Exercise details
Reproduce the material in full, unchanged.

Given entries

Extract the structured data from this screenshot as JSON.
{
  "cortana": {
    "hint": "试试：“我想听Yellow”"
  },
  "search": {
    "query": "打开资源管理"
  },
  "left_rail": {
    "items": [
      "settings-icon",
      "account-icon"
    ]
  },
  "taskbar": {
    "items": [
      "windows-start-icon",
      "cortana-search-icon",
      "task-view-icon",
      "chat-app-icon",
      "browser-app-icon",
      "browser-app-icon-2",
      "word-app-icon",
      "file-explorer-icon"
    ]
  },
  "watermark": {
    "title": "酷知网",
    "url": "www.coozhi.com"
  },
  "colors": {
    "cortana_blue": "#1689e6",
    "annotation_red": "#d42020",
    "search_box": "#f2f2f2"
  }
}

In response
Extract the structured data from this screenshot as JSON.
{
  "cortana": {
    "hint": "试试：“我想听Yellow”"
  },
  "search": {
    "query": "打开资源管理"
  },
  "left_rail": {
    "items": [
      "settings-icon",
      "account-icon"
    ]
  },
  "taskbar": {
    "items": [
      "windows-start-icon",
      "cortana-search-icon",
      "task-view-icon",
      "chat-app-icon",
      "browser-app-icon",
      "browser-app-icon-2",
      "word-app-icon",
      "file-explorer-icon"
    ]
  },
  "watermark": {
    "title": "酷知网",
    "url": "www.coozhi.com"
  },
  "colors": {
    "cortana_blue": "#1689e6",
    "annotation_red": "#d42020",
    "search_box": "#f2f2f2"
  }
}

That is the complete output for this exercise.